─── Dataset records

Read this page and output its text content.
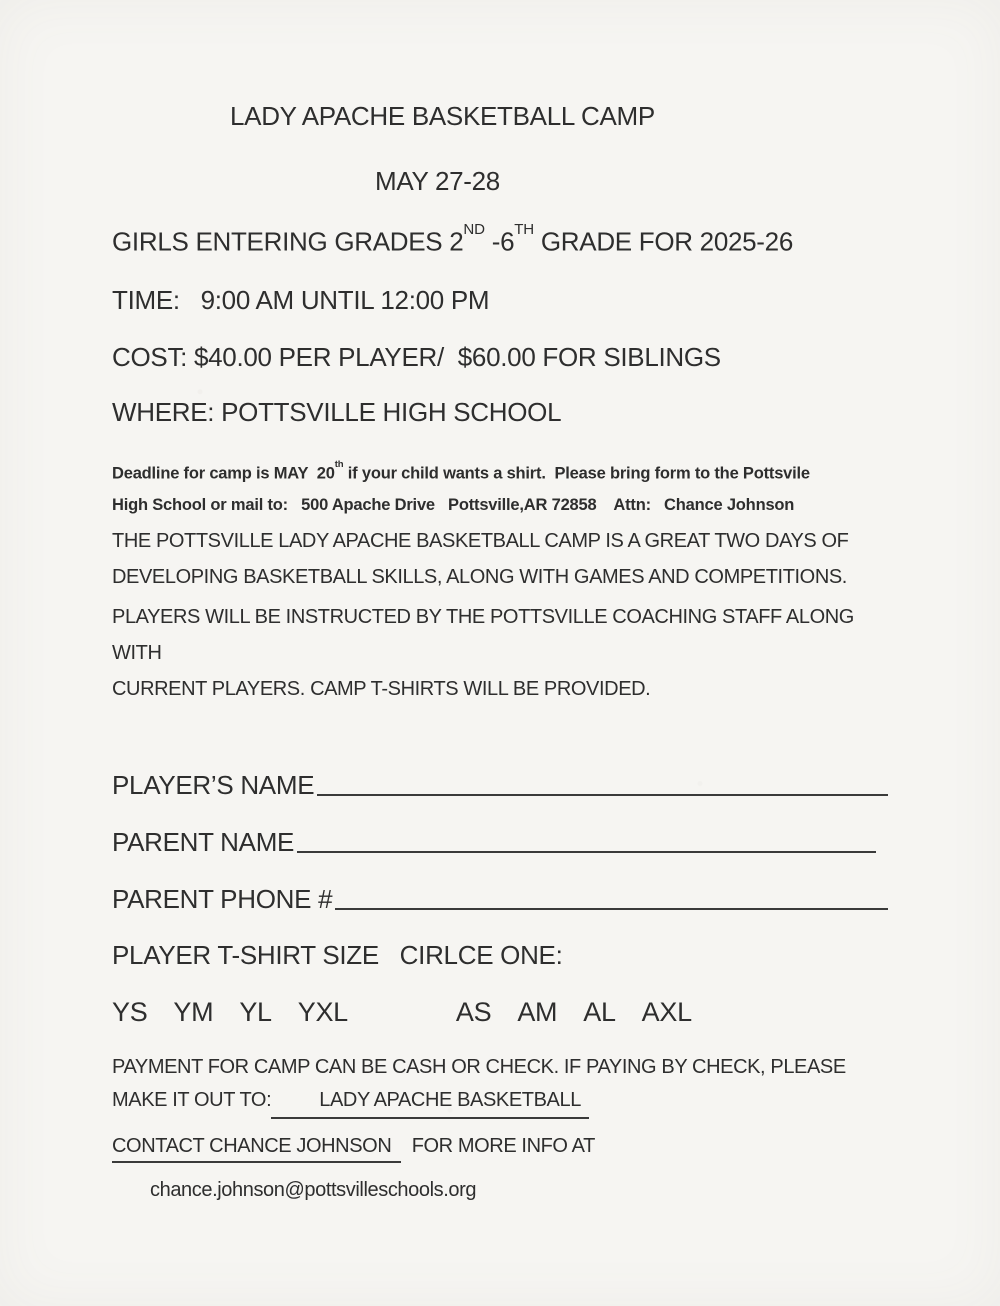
LADY APACHE BASKETBALL CAMP
MAY 27-28
GIRLS ENTERING GRADES 2ND -6TH GRADE FOR 2025-26
TIME:   9:00 AM UNTIL 12:00 PM
COST: $40.00 PER PLAYER/  $60.00 FOR SIBLINGS
WHERE: POTTSVILLE HIGH SCHOOL
Deadline for camp is MAY  20th if your child wants a shirt.  Please bring form to the Pottsvile
High School or mail to:   500 Apache Drive   Pottsville,AR 72858    Attn:   Chance Johnson
THE POTTSVILLE LADY APACHE BASKETBALL CAMP IS A GREAT TWO DAYS OF
DEVELOPING BASKETBALL SKILLS, ALONG WITH GAMES AND COMPETITIONS.
PLAYERS WILL BE INSTRUCTED BY THE POTTSVILLE COACHING STAFF ALONG WITH
CURRENT PLAYERS. CAMP T-SHIRTS WILL BE PROVIDED.
PLAYER’S NAME
PARENT NAME
PARENT PHONE #
PLAYER T-SHIRT SIZE   CIRLCE ONE:
YS YM YL YXL	AS AM AL AXL
PAYMENT FOR CAMP CAN BE CASH OR CHECK. IF PAYING BY CHECK, PLEASE
MAKE IT OUT TO: LADY APACHE BASKETBALL
CONTACT CHANCE JOHNSON  FOR MORE INFO AT
chance.johnson@pottsvilleschools.org
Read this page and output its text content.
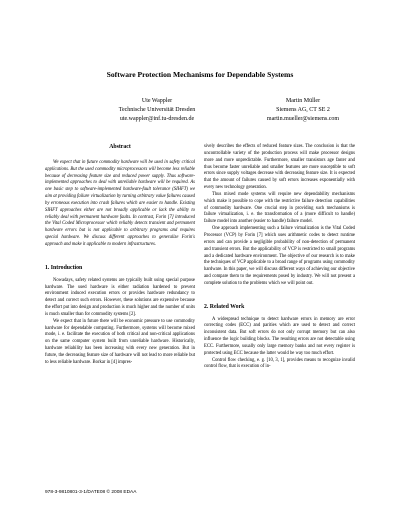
Software Protection Mechanisms for Dependable Systems
Ute Wappler
Technische Universität Dresden
ute.wappler@inf.tu-dresden.de
Martin Müller
Siemens AG, CT SE 2
martin.mueller@siemens.com
Abstract

We expect that in future commodity hardware will be used in safety critical applications. But the used commodity microprocessors will become less reliable because of decreasing feature size and reduced power supply. Thus software-implemented approaches to deal with unreliable hardware will be required. As one basic step to software-implemented hardware-fault tolerance (SIHFT) we aim at providing failure virtualization by turning arbitrary value failures caused by erroneous execution into crash failures which are easier to handle. Existing SIHFT approaches either are not broadly applicable or lack the ability to reliably deal with permanent hardware faults. In contrast, Forin [7] introduced the Vital Coded Microprocessor which reliably detects transient and permanent hardware errors but is not applicable to arbitrary programs and requires special hardware. We discuss different approaches to generalize Forin's approach and make it applicable to modern infrastructures.

1. Introduction

Nowadays, safety related systems are typically built using special purpose hardware. The used hardware is either radiation hardened to prevent environment induced execution errors or provides hardware redundancy to detect and correct such errors. However, these solutions are expensive because the effort put into design and production is much higher and the number of units is much smaller than for commodity systems [2].

We expect that in future there will be economic pressure to use commodity hardware for dependable computing. Furthermore, systems will become mixed mode, i. e. facilitate the execution of both critical and non-critical applications on the same computer system built from unreliable hardware. Historically, hardware reliability has been increasing with every new generation. But in future, the decreasing feature size of hardware will not lead to more reliable but to less reliable hardware. Borkar in [4] impres-

sively describes the effects of reduced feature sizes. The conclusion is that the uncontrollable variety of the production process will make processor designs more and more unpredictable. Furthermore, smaller transistors age faster and thus become faster unreliable and smaller features are more susceptible to soft errors since supply voltages decrease with decreasing feature size. It is expected that the amount of failures caused by soft errors increases exponentially with every new technology generation.

Thus mixed mode systems will require new dependability mechanisms which make it possible to cope with the restrictive failure detection capabilities of commodity hardware. One crucial step in providing such mechanisms is failure virtualization, i. e. the transformation of a (more difficult to handle) failure model into another (easier to handle) failure model.

One approach implementing such a failure virtualization is the Vital Coded Processor (VCP) by Forin [7] which uses arithmetic codes to detect runtime errors and can provide a negligible probability of non-detection of permanent and transient errors. But the applicability of VCP is restricted to small programs and a dedicated hardware environment. The objective of our research is to make the techniques of VCP applicable to a broad range of programs using commodity hardware. In this paper, we will discuss different ways of achieving our objective and compare them to the requirements posed by industry. We will not present a complete solution to the problems which we will point out.

2. Related Work

A widespread technique to detect hardware errors in memory are error correcting codes (ECC) and parities which are used to detect and correct inconsistent data. But soft errors do not only corrupt memory but can also influence the logic building blocks. The resulting errors are not detectable using ECC. Furthermore, usually only large memory banks and not every register is protected using ECC because the latter would be way too much effort.

Control flow checking, e. g. [10, 3, 1], provides means to recognize invalid control flow, that is execution of in-

978-3-9810801-3-1/DATE08 © 2008 EDAA
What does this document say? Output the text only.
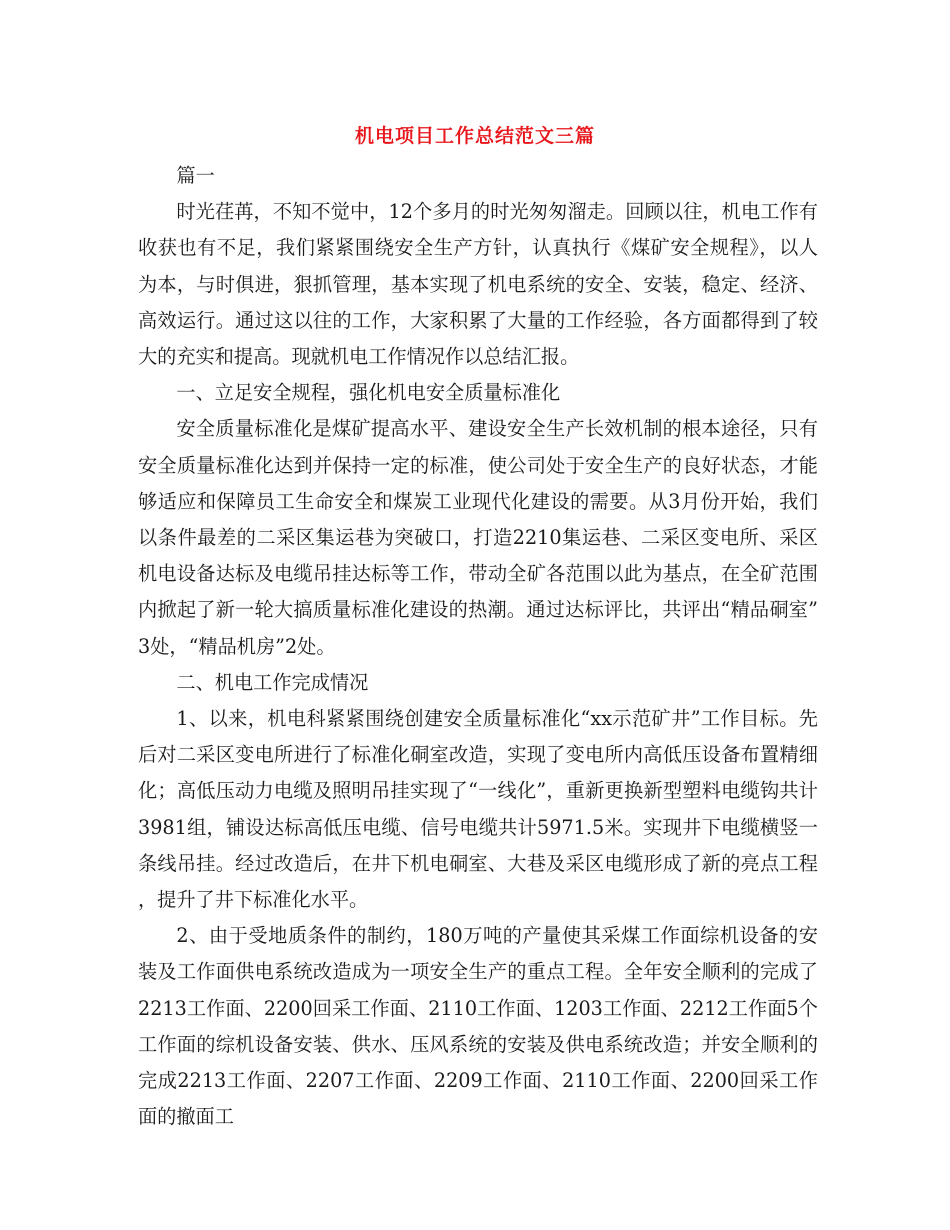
机电项目工作总结范文三篇

篇一

时光荏苒，不知不觉中，12个多月的时光匆匆溜走。回顾以往，机电工作有收获也有不足，我们紧紧围绕安全生产方针，认真执行《煤矿安全规程》，以人为本，与时俱进，狠抓管理，基本实现了机电系统的安全、安装，稳定、经济、高效运行。通过这以往的工作，大家积累了大量的工作经验，各方面都得到了较大的充实和提高。现就机电工作情况作以总结汇报。

一、立足安全规程，强化机电安全质量标准化

安全质量标准化是煤矿提高水平、建设安全生产长效机制的根本途径，只有安全质量标准化达到并保持一定的标准，使公司处于安全生产的良好状态，才能够适应和保障员工生命安全和煤炭工业现代化建设的需要。从3月份开始，我们以条件最差的二采区集运巷为突破口，打造2210集运巷、二采区变电所、采区机电设备达标及电缆吊挂达标等工作，带动全矿各范围以此为基点，在全矿范围内掀起了新一轮大搞质量标准化建设的热潮。通过达标评比，共评出“精品硐室”3处，“精品机房”2处。

二、机电工作完成情况

1、以来，机电科紧紧围绕创建安全质量标准化“xx示范矿井”工作目标。先后对二采区变电所进行了标准化硐室改造，实现了变电所内高低压设备布置精细化；高低压动力电缆及照明吊挂实现了“一线化”，重新更换新型塑料电缆钩共计3981组，铺设达标高低压电缆、信号电缆共计5971.5米。实现井下电缆横竖一条线吊挂。经过改造后，在井下机电硐室、大巷及采区电缆形成了新的亮点工程，提升了井下标准化水平。

2、由于受地质条件的制约，180万吨的产量使其采煤工作面综机设备的安装及工作面供电系统改造成为一项安全生产的重点工程。全年安全顺利的完成了2213工作面、2200回采工作面、2110工作面、1203工作面、2212工作面5个工作面的综机设备安装、供水、压风系统的安装及供电系统改造；并安全顺利的完成2213工作面、2207工作面、2209工作面、2110工作面、2200回采工作面的撤面工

──────

**Problem to work on:**
Gather each line of the listing that holds the string "LADY".

**Task result:**
LADY APACHE BASKETBALL CAMP
THE POTTSVILLE LADY APACHE BASKETBALL CAMP IS A GREAT TWO DAYS OF
MAKE IT OUT TO: LADY APACHE BASKETBALL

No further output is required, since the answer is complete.